TASK DETAILS:
Type out all the records word for word. Any pictures are to be left out.

EXERCISE MATERIALS:
* * * * * * *
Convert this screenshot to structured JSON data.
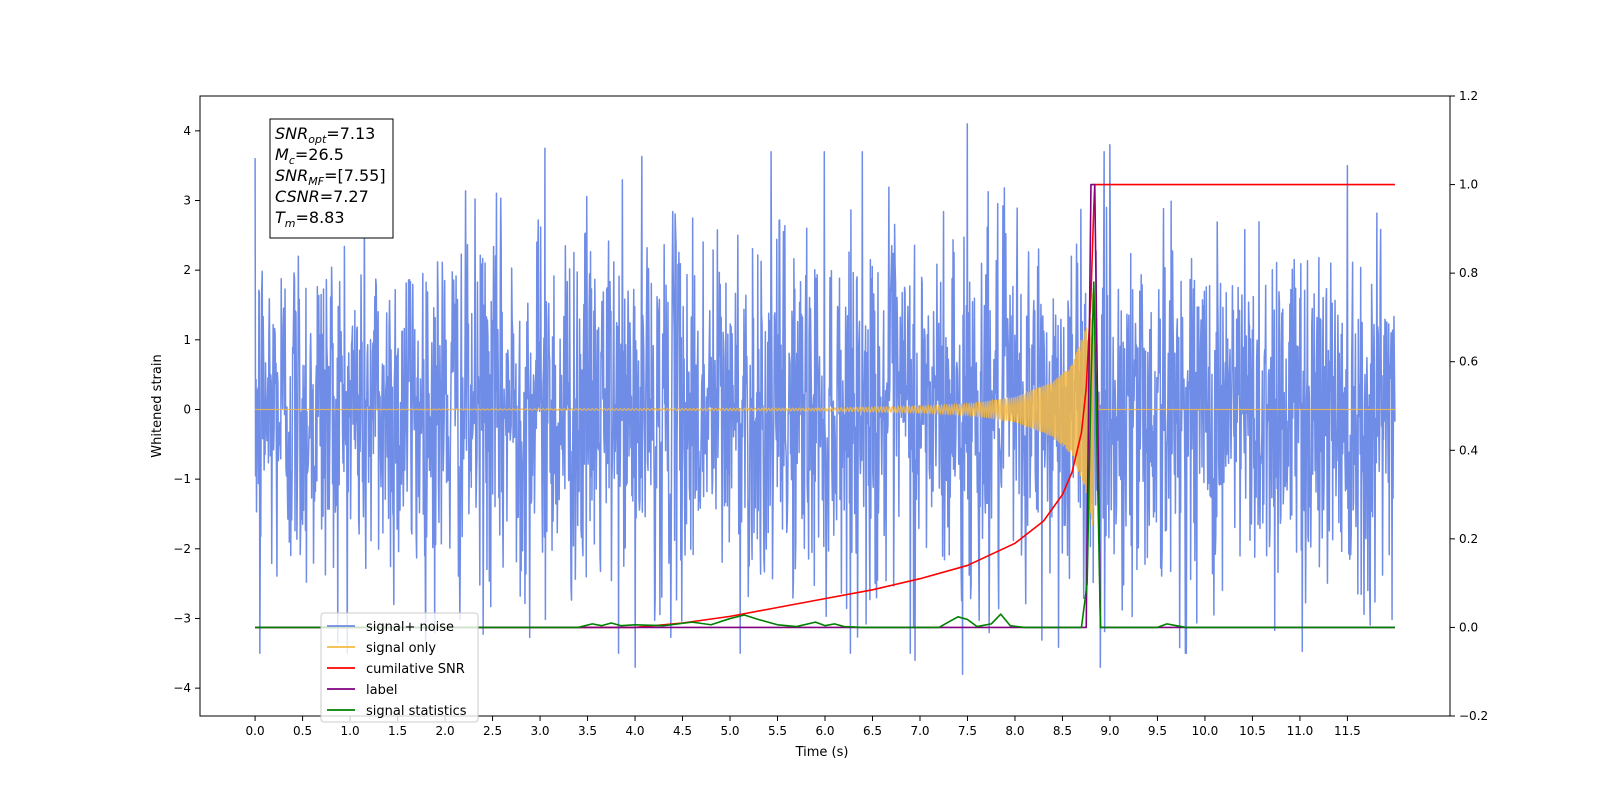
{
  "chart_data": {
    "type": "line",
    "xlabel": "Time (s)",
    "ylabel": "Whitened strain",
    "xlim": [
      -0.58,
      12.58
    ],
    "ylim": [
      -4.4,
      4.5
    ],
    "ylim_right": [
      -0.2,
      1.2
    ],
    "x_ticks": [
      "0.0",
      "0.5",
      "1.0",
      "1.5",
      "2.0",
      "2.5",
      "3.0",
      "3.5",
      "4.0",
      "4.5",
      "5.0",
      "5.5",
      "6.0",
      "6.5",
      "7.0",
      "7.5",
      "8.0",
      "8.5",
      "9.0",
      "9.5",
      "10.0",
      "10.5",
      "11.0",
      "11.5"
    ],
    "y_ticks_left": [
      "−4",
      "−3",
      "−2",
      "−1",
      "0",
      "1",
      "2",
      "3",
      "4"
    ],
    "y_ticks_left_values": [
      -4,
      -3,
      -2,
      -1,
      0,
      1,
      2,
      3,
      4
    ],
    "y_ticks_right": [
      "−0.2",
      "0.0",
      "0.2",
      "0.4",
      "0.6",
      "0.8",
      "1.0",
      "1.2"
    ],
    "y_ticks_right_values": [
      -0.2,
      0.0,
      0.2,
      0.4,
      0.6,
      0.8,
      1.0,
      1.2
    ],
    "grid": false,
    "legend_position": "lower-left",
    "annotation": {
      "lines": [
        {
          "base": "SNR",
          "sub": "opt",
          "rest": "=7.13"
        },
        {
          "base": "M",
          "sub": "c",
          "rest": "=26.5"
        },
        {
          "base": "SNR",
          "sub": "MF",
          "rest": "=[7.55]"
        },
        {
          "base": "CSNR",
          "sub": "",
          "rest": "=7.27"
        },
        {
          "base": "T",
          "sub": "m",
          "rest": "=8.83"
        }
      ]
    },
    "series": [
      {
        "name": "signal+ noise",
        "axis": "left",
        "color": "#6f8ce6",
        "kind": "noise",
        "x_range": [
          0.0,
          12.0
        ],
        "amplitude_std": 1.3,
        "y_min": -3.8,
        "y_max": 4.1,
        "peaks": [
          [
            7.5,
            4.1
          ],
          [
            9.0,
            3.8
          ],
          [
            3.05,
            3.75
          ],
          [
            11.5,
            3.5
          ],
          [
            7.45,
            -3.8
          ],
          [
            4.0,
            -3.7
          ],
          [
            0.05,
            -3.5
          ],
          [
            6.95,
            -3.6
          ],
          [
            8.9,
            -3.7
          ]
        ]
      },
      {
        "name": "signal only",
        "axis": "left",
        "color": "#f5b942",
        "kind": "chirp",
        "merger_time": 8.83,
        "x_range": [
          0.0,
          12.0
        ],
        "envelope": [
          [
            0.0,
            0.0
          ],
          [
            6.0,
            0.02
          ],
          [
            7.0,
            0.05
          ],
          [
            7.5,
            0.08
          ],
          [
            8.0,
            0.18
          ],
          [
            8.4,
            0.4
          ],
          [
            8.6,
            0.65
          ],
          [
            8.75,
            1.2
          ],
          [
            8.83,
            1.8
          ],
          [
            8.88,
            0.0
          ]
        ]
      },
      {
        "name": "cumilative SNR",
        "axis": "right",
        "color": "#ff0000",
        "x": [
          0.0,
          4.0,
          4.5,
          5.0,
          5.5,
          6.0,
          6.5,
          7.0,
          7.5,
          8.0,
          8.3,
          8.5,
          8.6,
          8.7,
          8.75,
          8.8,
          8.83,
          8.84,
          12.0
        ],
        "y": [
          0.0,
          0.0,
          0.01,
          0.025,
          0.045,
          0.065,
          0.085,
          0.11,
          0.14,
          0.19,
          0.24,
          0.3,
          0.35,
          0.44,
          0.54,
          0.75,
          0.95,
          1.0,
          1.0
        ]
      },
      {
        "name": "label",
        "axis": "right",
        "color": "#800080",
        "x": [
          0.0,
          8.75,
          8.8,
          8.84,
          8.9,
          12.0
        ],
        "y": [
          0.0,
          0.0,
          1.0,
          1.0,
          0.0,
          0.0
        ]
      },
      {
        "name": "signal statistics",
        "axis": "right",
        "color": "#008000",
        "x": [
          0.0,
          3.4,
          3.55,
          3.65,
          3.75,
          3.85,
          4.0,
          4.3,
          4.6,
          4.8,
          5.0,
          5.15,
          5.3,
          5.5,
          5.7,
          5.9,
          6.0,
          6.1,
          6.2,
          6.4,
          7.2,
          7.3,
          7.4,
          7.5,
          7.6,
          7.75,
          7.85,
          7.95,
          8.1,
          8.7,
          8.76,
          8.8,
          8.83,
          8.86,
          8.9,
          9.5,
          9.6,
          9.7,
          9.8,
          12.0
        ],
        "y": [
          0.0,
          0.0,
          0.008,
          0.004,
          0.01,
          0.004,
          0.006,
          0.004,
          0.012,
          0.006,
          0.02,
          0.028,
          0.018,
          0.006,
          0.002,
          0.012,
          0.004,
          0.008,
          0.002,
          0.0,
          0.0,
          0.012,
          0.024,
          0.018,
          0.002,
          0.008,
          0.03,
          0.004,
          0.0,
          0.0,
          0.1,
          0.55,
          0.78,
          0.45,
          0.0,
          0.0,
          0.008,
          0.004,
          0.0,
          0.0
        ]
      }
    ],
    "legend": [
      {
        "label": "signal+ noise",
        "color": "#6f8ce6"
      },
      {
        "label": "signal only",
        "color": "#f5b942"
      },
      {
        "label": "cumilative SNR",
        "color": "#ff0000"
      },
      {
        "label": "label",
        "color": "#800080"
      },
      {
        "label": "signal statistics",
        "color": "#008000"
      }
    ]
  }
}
* * * * * * *
OUTPUT FOR THIS EXERCISE:
Convert this screenshot to structured JSON data.
{
  "chart_data": {
    "type": "line",
    "xlabel": "Time (s)",
    "ylabel": "Whitened strain",
    "xlim": [
      -0.58,
      12.58
    ],
    "ylim": [
      -4.4,
      4.5
    ],
    "ylim_right": [
      -0.2,
      1.2
    ],
    "x_ticks": [
      "0.0",
      "0.5",
      "1.0",
      "1.5",
      "2.0",
      "2.5",
      "3.0",
      "3.5",
      "4.0",
      "4.5",
      "5.0",
      "5.5",
      "6.0",
      "6.5",
      "7.0",
      "7.5",
      "8.0",
      "8.5",
      "9.0",
      "9.5",
      "10.0",
      "10.5",
      "11.0",
      "11.5"
    ],
    "y_ticks_left": [
      "−4",
      "−3",
      "−2",
      "−1",
      "0",
      "1",
      "2",
      "3",
      "4"
    ],
    "y_ticks_left_values": [
      -4,
      -3,
      -2,
      -1,
      0,
      1,
      2,
      3,
      4
    ],
    "y_ticks_right": [
      "−0.2",
      "0.0",
      "0.2",
      "0.4",
      "0.6",
      "0.8",
      "1.0",
      "1.2"
    ],
    "y_ticks_right_values": [
      -0.2,
      0.0,
      0.2,
      0.4,
      0.6,
      0.8,
      1.0,
      1.2
    ],
    "grid": false,
    "legend_position": "lower-left",
    "annotation": {
      "lines": [
        {
          "base": "SNR",
          "sub": "opt",
          "rest": "=7.13"
        },
        {
          "base": "M",
          "sub": "c",
          "rest": "=26.5"
        },
        {
          "base": "SNR",
          "sub": "MF",
          "rest": "=[7.55]"
        },
        {
          "base": "CSNR",
          "sub": "",
          "rest": "=7.27"
        },
        {
          "base": "T",
          "sub": "m",
          "rest": "=8.83"
        }
      ]
    },
    "series": [
      {
        "name": "signal+ noise",
        "axis": "left",
        "color": "#6f8ce6",
        "kind": "noise",
        "x_range": [
          0.0,
          12.0
        ],
        "amplitude_std": 1.3,
        "y_min": -3.8,
        "y_max": 4.1,
        "peaks": [
          [
            7.5,
            4.1
          ],
          [
            9.0,
            3.8
          ],
          [
            3.05,
            3.75
          ],
          [
            11.5,
            3.5
          ],
          [
            7.45,
            -3.8
          ],
          [
            4.0,
            -3.7
          ],
          [
            0.05,
            -3.5
          ],
          [
            6.95,
            -3.6
          ],
          [
            8.9,
            -3.7
          ]
        ]
      },
      {
        "name": "signal only",
        "axis": "left",
        "color": "#f5b942",
        "kind": "chirp",
        "merger_time": 8.83,
        "x_range": [
          0.0,
          12.0
        ],
        "envelope": [
          [
            0.0,
            0.0
          ],
          [
            6.0,
            0.02
          ],
          [
            7.0,
            0.05
          ],
          [
            7.5,
            0.08
          ],
          [
            8.0,
            0.18
          ],
          [
            8.4,
            0.4
          ],
          [
            8.6,
            0.65
          ],
          [
            8.75,
            1.2
          ],
          [
            8.83,
            1.8
          ],
          [
            8.88,
            0.0
          ]
        ]
      },
      {
        "name": "cumilative SNR",
        "axis": "right",
        "color": "#ff0000",
        "x": [
          0.0,
          4.0,
          4.5,
          5.0,
          5.5,
          6.0,
          6.5,
          7.0,
          7.5,
          8.0,
          8.3,
          8.5,
          8.6,
          8.7,
          8.75,
          8.8,
          8.83,
          8.84,
          12.0
        ],
        "y": [
          0.0,
          0.0,
          0.01,
          0.025,
          0.045,
          0.065,
          0.085,
          0.11,
          0.14,
          0.19,
          0.24,
          0.3,
          0.35,
          0.44,
          0.54,
          0.75,
          0.95,
          1.0,
          1.0
        ]
      },
      {
        "name": "label",
        "axis": "right",
        "color": "#800080",
        "x": [
          0.0,
          8.75,
          8.8,
          8.84,
          8.9,
          12.0
        ],
        "y": [
          0.0,
          0.0,
          1.0,
          1.0,
          0.0,
          0.0
        ]
      },
      {
        "name": "signal statistics",
        "axis": "right",
        "color": "#008000",
        "x": [
          0.0,
          3.4,
          3.55,
          3.65,
          3.75,
          3.85,
          4.0,
          4.3,
          4.6,
          4.8,
          5.0,
          5.15,
          5.3,
          5.5,
          5.7,
          5.9,
          6.0,
          6.1,
          6.2,
          6.4,
          7.2,
          7.3,
          7.4,
          7.5,
          7.6,
          7.75,
          7.85,
          7.95,
          8.1,
          8.7,
          8.76,
          8.8,
          8.83,
          8.86,
          8.9,
          9.5,
          9.6,
          9.7,
          9.8,
          12.0
        ],
        "y": [
          0.0,
          0.0,
          0.008,
          0.004,
          0.01,
          0.004,
          0.006,
          0.004,
          0.012,
          0.006,
          0.02,
          0.028,
          0.018,
          0.006,
          0.002,
          0.012,
          0.004,
          0.008,
          0.002,
          0.0,
          0.0,
          0.012,
          0.024,
          0.018,
          0.002,
          0.008,
          0.03,
          0.004,
          0.0,
          0.0,
          0.1,
          0.55,
          0.78,
          0.45,
          0.0,
          0.0,
          0.008,
          0.004,
          0.0,
          0.0
        ]
      }
    ],
    "legend": [
      {
        "label": "signal+ noise",
        "color": "#6f8ce6"
      },
      {
        "label": "signal only",
        "color": "#f5b942"
      },
      {
        "label": "cumilative SNR",
        "color": "#ff0000"
      },
      {
        "label": "label",
        "color": "#800080"
      },
      {
        "label": "signal statistics",
        "color": "#008000"
      }
    ]
  }
}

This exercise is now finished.